TASK TO COMPLETE:
Return each line of the records holding the string "Best".

DATA IN THIS EXERCISE:
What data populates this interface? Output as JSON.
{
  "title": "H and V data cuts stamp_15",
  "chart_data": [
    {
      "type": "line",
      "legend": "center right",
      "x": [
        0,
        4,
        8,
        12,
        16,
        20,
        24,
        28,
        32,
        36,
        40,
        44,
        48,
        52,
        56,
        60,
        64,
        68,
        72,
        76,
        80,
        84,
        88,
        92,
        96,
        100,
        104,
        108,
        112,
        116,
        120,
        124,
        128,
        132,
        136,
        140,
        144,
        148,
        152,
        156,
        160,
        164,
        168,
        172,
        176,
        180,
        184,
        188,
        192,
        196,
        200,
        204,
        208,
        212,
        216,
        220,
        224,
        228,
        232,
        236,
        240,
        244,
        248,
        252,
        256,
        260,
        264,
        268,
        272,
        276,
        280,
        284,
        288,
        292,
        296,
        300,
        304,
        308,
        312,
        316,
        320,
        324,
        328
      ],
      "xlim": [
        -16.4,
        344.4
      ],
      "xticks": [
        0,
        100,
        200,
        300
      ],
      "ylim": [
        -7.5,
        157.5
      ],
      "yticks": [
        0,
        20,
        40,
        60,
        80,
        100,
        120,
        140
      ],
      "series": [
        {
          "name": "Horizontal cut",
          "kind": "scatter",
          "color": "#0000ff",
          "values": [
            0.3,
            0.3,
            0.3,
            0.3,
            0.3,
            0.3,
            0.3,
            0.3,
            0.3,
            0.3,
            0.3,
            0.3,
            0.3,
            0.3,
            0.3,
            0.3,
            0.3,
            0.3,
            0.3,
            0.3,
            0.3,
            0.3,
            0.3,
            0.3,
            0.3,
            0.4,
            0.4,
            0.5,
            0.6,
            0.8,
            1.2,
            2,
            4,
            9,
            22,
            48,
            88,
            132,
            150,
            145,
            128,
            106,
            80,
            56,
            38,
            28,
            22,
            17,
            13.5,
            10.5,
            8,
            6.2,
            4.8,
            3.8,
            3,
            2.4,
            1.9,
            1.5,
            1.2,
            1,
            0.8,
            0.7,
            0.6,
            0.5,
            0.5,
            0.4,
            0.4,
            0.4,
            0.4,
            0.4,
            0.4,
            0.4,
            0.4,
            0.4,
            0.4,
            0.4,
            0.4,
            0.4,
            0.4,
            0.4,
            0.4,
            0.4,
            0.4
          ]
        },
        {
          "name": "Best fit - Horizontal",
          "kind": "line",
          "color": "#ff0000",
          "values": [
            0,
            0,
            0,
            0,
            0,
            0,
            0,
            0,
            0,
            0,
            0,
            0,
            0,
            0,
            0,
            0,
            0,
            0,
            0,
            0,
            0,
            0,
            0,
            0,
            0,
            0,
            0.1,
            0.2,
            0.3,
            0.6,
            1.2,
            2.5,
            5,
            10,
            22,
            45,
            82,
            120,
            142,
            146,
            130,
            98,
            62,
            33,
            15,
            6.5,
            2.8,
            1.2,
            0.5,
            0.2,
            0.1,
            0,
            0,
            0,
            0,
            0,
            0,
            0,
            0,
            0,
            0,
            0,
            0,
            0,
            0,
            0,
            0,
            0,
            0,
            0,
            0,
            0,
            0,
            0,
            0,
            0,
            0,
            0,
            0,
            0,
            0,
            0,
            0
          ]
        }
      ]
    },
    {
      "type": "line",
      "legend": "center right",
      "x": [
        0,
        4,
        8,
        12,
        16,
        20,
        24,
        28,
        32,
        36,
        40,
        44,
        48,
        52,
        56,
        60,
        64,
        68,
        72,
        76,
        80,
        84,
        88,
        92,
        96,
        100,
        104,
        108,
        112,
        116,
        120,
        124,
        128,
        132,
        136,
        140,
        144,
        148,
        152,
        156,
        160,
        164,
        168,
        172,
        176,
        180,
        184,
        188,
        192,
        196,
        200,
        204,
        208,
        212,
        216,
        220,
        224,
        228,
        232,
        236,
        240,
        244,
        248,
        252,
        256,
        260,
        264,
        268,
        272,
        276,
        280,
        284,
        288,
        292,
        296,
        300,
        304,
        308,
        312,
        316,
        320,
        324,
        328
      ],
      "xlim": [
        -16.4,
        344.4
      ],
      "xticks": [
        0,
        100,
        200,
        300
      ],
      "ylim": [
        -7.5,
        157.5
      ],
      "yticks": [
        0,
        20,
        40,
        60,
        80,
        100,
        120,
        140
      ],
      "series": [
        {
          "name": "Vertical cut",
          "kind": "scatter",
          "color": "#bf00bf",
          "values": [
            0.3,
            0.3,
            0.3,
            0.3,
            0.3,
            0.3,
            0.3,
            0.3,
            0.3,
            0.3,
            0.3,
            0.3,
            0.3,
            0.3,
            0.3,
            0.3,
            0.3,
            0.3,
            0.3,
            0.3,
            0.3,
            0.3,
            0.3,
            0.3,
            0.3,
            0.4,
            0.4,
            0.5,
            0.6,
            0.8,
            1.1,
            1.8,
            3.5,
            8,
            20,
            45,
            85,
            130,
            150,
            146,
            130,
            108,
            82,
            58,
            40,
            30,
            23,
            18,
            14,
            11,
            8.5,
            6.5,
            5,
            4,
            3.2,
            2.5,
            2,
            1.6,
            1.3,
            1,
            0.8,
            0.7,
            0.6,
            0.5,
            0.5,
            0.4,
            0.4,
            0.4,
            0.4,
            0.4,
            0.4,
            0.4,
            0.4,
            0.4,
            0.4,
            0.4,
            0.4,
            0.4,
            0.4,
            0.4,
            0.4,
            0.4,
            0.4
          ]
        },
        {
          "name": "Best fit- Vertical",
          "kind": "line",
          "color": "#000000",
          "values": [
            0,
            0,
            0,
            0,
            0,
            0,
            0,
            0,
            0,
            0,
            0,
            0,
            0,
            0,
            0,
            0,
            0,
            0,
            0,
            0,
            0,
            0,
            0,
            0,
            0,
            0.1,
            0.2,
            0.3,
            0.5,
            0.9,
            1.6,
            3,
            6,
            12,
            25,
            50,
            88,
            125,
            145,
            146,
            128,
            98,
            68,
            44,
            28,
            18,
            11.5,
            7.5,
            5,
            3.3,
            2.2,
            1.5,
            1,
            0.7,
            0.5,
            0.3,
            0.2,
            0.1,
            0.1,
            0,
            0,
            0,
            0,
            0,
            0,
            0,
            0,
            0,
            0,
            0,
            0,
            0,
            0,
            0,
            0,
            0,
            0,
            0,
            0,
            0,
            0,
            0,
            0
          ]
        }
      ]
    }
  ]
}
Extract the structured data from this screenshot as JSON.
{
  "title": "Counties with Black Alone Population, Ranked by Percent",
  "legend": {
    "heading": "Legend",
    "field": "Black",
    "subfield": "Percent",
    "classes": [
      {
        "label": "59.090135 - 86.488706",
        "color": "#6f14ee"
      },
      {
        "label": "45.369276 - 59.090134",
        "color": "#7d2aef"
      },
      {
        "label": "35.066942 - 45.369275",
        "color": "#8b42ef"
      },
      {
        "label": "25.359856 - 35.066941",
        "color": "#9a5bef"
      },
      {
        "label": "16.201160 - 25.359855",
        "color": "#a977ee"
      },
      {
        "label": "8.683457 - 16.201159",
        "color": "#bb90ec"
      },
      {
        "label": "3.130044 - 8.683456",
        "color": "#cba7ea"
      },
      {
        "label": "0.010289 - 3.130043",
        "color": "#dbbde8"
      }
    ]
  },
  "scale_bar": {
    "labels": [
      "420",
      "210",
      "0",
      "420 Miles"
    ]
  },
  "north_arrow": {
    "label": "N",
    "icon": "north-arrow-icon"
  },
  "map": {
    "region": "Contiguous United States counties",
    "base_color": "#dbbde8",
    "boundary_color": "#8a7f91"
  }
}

WORKED SOLUTION:
          "name": "Best fit - Horizontal",
          "name": "Best fit- Vertical",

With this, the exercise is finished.